● **What is needed**:
Keep the pictures out of the copy and repeat the records exactly.

## BEGIN Record list

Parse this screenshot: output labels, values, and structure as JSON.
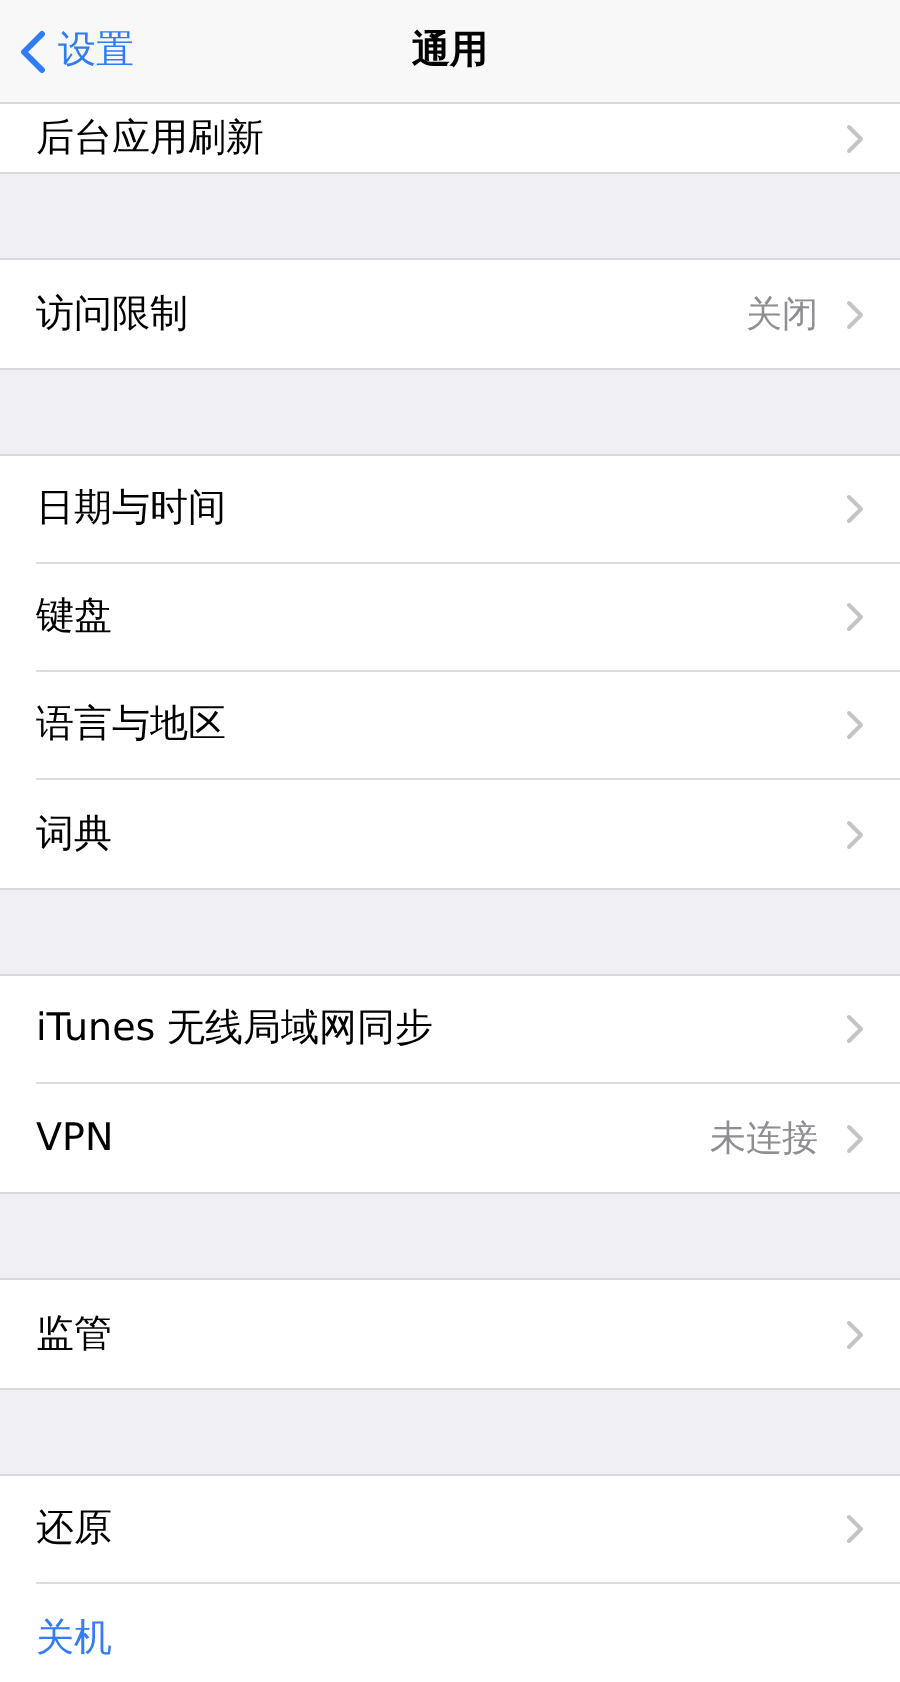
{
  "nav": {
    "back": "设置",
    "title": "通用"
  },
  "groups": [
    {
      "items": [
        {
          "kind": "link",
          "label": "后台应用刷新"
        }
      ]
    },
    {
      "items": [
        {
          "kind": "link",
          "label": "访问限制",
          "value": "关闭"
        }
      ]
    },
    {
      "items": [
        {
          "kind": "link",
          "label": "日期与时间"
        },
        {
          "kind": "link",
          "label": "键盘"
        },
        {
          "kind": "link",
          "label": "语言与地区"
        },
        {
          "kind": "link",
          "label": "词典"
        }
      ]
    },
    {
      "items": [
        {
          "kind": "link",
          "label": "iTunes 无线局域网同步"
        },
        {
          "kind": "link",
          "label": "VPN",
          "value": "未连接"
        }
      ]
    },
    {
      "items": [
        {
          "kind": "link",
          "label": "监管"
        }
      ]
    },
    {
      "items": [
        {
          "kind": "link",
          "label": "还原"
        },
        {
          "kind": "action",
          "label": "关机"
        }
      ]
    }
  ]
}
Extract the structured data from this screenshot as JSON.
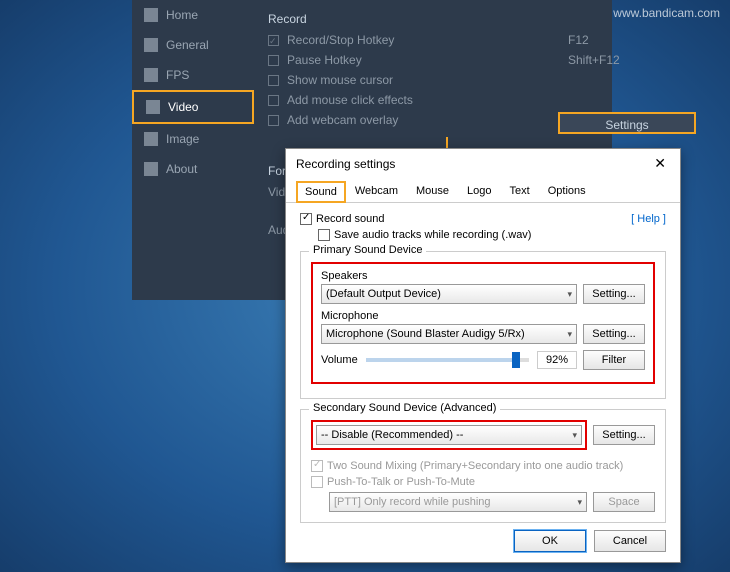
{
  "watermark": "www.bandicam.com",
  "sidebar": {
    "items": [
      {
        "label": "Home"
      },
      {
        "label": "General"
      },
      {
        "label": "FPS"
      },
      {
        "label": "Video"
      },
      {
        "label": "Image"
      },
      {
        "label": "About"
      }
    ]
  },
  "record": {
    "section": "Record",
    "hotkey_label": "Record/Stop Hotkey",
    "hotkey_value": "F12",
    "pause_label": "Pause Hotkey",
    "pause_value": "Shift+F12",
    "cursor_label": "Show mouse cursor",
    "click_label": "Add mouse click effects",
    "webcam_label": "Add webcam overlay",
    "settings_btn": "Settings",
    "format_section": "Format",
    "video_label": "Video",
    "audio_label": "Audio"
  },
  "dialog": {
    "title": "Recording settings",
    "tabs": [
      "Sound",
      "Webcam",
      "Mouse",
      "Logo",
      "Text",
      "Options"
    ],
    "record_sound": "Record sound",
    "save_wav": "Save audio tracks while recording (.wav)",
    "help": "[ Help ]",
    "primary": {
      "title": "Primary Sound Device",
      "speakers_label": "Speakers",
      "speakers_value": "(Default Output Device)",
      "mic_label": "Microphone",
      "mic_value": "Microphone (Sound Blaster Audigy 5/Rx)",
      "volume_label": "Volume",
      "volume_value": "92%",
      "setting_btn": "Setting...",
      "filter_btn": "Filter"
    },
    "secondary": {
      "title": "Secondary Sound Device (Advanced)",
      "value": "-- Disable (Recommended) --",
      "setting_btn": "Setting...",
      "mix_label": "Two Sound Mixing (Primary+Secondary into one audio track)",
      "ptt_label": "Push-To-Talk or Push-To-Mute",
      "ptt_mode": "[PTT] Only record while pushing",
      "ptt_key": "Space"
    },
    "ok": "OK",
    "cancel": "Cancel"
  }
}
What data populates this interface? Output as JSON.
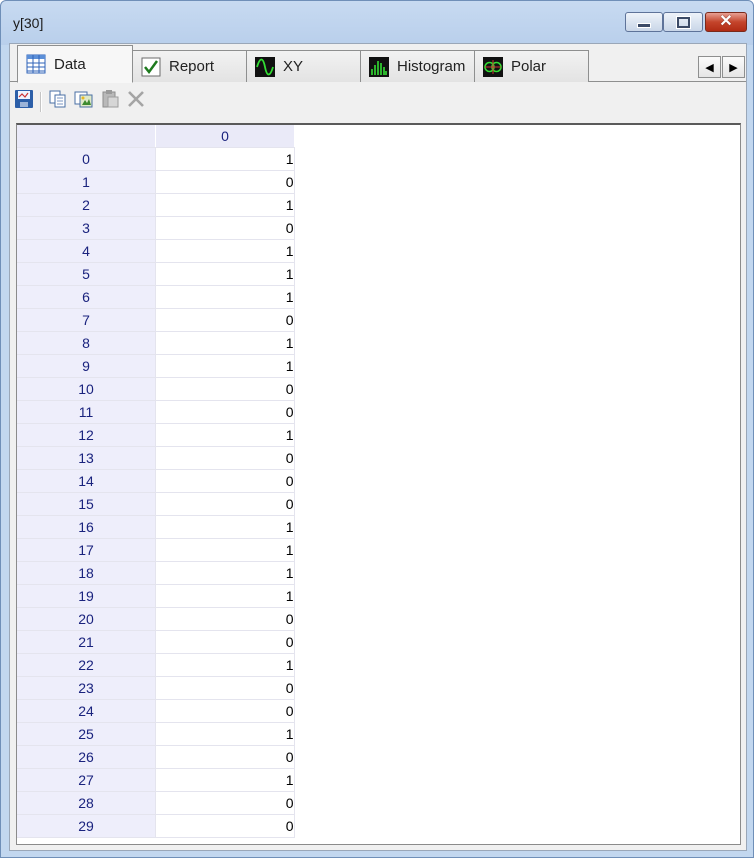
{
  "window": {
    "title": "y[30]"
  },
  "tabs": [
    {
      "label": "Data",
      "icon": "table-icon"
    },
    {
      "label": "Report",
      "icon": "checkmark-icon"
    },
    {
      "label": "XY",
      "icon": "xy-plot-icon"
    },
    {
      "label": "Histogram",
      "icon": "histogram-icon"
    },
    {
      "label": "Polar",
      "icon": "polar-plot-icon"
    }
  ],
  "active_tab": "Data",
  "toolbar": {
    "buttons": [
      "save-icon",
      "copy-icon",
      "copy-image-icon",
      "paste-icon",
      "delete-icon"
    ]
  },
  "grid": {
    "column_header": "0",
    "rows": [
      {
        "index": "0",
        "value": "1"
      },
      {
        "index": "1",
        "value": "0"
      },
      {
        "index": "2",
        "value": "1"
      },
      {
        "index": "3",
        "value": "0"
      },
      {
        "index": "4",
        "value": "1"
      },
      {
        "index": "5",
        "value": "1"
      },
      {
        "index": "6",
        "value": "1"
      },
      {
        "index": "7",
        "value": "0"
      },
      {
        "index": "8",
        "value": "1"
      },
      {
        "index": "9",
        "value": "1"
      },
      {
        "index": "10",
        "value": "0"
      },
      {
        "index": "11",
        "value": "0"
      },
      {
        "index": "12",
        "value": "1"
      },
      {
        "index": "13",
        "value": "0"
      },
      {
        "index": "14",
        "value": "0"
      },
      {
        "index": "15",
        "value": "0"
      },
      {
        "index": "16",
        "value": "1"
      },
      {
        "index": "17",
        "value": "1"
      },
      {
        "index": "18",
        "value": "1"
      },
      {
        "index": "19",
        "value": "1"
      },
      {
        "index": "20",
        "value": "0"
      },
      {
        "index": "21",
        "value": "0"
      },
      {
        "index": "22",
        "value": "1"
      },
      {
        "index": "23",
        "value": "0"
      },
      {
        "index": "24",
        "value": "0"
      },
      {
        "index": "25",
        "value": "1"
      },
      {
        "index": "26",
        "value": "0"
      },
      {
        "index": "27",
        "value": "1"
      },
      {
        "index": "28",
        "value": "0"
      },
      {
        "index": "29",
        "value": "0"
      }
    ]
  },
  "colors": {
    "header_text": "#1a237e",
    "header_bg": "#eeeefb",
    "window_frame": "#b9cfeb"
  }
}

## END Record list

● **Answer to this task**:
Parse this screenshot: output labels, values, and structure as JSON.
{
  "nav": {
    "back": "设置",
    "title": "通用"
  },
  "groups": [
    {
      "items": [
        {
          "kind": "link",
          "label": "后台应用刷新"
        }
      ]
    },
    {
      "items": [
        {
          "kind": "link",
          "label": "访问限制",
          "value": "关闭"
        }
      ]
    },
    {
      "items": [
        {
          "kind": "link",
          "label": "日期与时间"
        },
        {
          "kind": "link",
          "label": "键盘"
        },
        {
          "kind": "link",
          "label": "语言与地区"
        },
        {
          "kind": "link",
          "label": "词典"
        }
      ]
    },
    {
      "items": [
        {
          "kind": "link",
          "label": "iTunes 无线局域网同步"
        },
        {
          "kind": "link",
          "label": "VPN",
          "value": "未连接"
        }
      ]
    },
    {
      "items": [
        {
          "kind": "link",
          "label": "监管"
        }
      ]
    },
    {
      "items": [
        {
          "kind": "link",
          "label": "还原"
        },
        {
          "kind": "action",
          "label": "关机"
        }
      ]
    }
  ]
}
Extract the structured data from this screenshot as JSON.
{
  "watermark": "www.bandicam.com",
  "sidebar": {
    "items": [
      {
        "label": "Home"
      },
      {
        "label": "General"
      },
      {
        "label": "FPS"
      },
      {
        "label": "Video"
      },
      {
        "label": "Image"
      },
      {
        "label": "About"
      }
    ]
  },
  "record": {
    "section": "Record",
    "hotkey_label": "Record/Stop Hotkey",
    "hotkey_value": "F12",
    "pause_label": "Pause Hotkey",
    "pause_value": "Shift+F12",
    "cursor_label": "Show mouse cursor",
    "click_label": "Add mouse click effects",
    "webcam_label": "Add webcam overlay",
    "settings_btn": "Settings",
    "format_section": "Format",
    "video_label": "Video",
    "audio_label": "Audio"
  },
  "dialog": {
    "title": "Recording settings",
    "tabs": [
      "Sound",
      "Webcam",
      "Mouse",
      "Logo",
      "Text",
      "Options"
    ],
    "record_sound": "Record sound",
    "save_wav": "Save audio tracks while recording (.wav)",
    "help": "[ Help ]",
    "primary": {
      "title": "Primary Sound Device",
      "speakers_label": "Speakers",
      "speakers_value": "(Default Output Device)",
      "mic_label": "Microphone",
      "mic_value": "Microphone (Sound Blaster Audigy 5/Rx)",
      "volume_label": "Volume",
      "volume_value": "92%",
      "setting_btn": "Setting...",
      "filter_btn": "Filter"
    },
    "secondary": {
      "title": "Secondary Sound Device (Advanced)",
      "value": "-- Disable (Recommended) --",
      "setting_btn": "Setting...",
      "mix_label": "Two Sound Mixing (Primary+Secondary into one audio track)",
      "ptt_label": "Push-To-Talk or Push-To-Mute",
      "ptt_mode": "[PTT] Only record while pushing",
      "ptt_key": "Space"
    },
    "ok": "OK",
    "cancel": "Cancel"
  }
}
What data populates this interface? Output as JSON.
{
  "window": {
    "title": "y[30]"
  },
  "tabs": [
    {
      "label": "Data",
      "icon": "table-icon"
    },
    {
      "label": "Report",
      "icon": "checkmark-icon"
    },
    {
      "label": "XY",
      "icon": "xy-plot-icon"
    },
    {
      "label": "Histogram",
      "icon": "histogram-icon"
    },
    {
      "label": "Polar",
      "icon": "polar-plot-icon"
    }
  ],
  "active_tab": "Data",
  "toolbar": {
    "buttons": [
      "save-icon",
      "copy-icon",
      "copy-image-icon",
      "paste-icon",
      "delete-icon"
    ]
  },
  "grid": {
    "column_header": "0",
    "rows": [
      {
        "index": "0",
        "value": "1"
      },
      {
        "index": "1",
        "value": "0"
      },
      {
        "index": "2",
        "value": "1"
      },
      {
        "index": "3",
        "value": "0"
      },
      {
        "index": "4",
        "value": "1"
      },
      {
        "index": "5",
        "value": "1"
      },
      {
        "index": "6",
        "value": "1"
      },
      {
        "index": "7",
        "value": "0"
      },
      {
        "index": "8",
        "value": "1"
      },
      {
        "index": "9",
        "value": "1"
      },
      {
        "index": "10",
        "value": "0"
      },
      {
        "index": "11",
        "value": "0"
      },
      {
        "index": "12",
        "value": "1"
      },
      {
        "index": "13",
        "value": "0"
      },
      {
        "index": "14",
        "value": "0"
      },
      {
        "index": "15",
        "value": "0"
      },
      {
        "index": "16",
        "value": "1"
      },
      {
        "index": "17",
        "value": "1"
      },
      {
        "index": "18",
        "value": "1"
      },
      {
        "index": "19",
        "value": "1"
      },
      {
        "index": "20",
        "value": "0"
      },
      {
        "index": "21",
        "value": "0"
      },
      {
        "index": "22",
        "value": "1"
      },
      {
        "index": "23",
        "value": "0"
      },
      {
        "index": "24",
        "value": "0"
      },
      {
        "index": "25",
        "value": "1"
      },
      {
        "index": "26",
        "value": "0"
      },
      {
        "index": "27",
        "value": "1"
      },
      {
        "index": "28",
        "value": "0"
      },
      {
        "index": "29",
        "value": "0"
      }
    ]
  },
  "colors": {
    "header_text": "#1a237e",
    "header_bg": "#eeeefb",
    "window_frame": "#b9cfeb"
  }
}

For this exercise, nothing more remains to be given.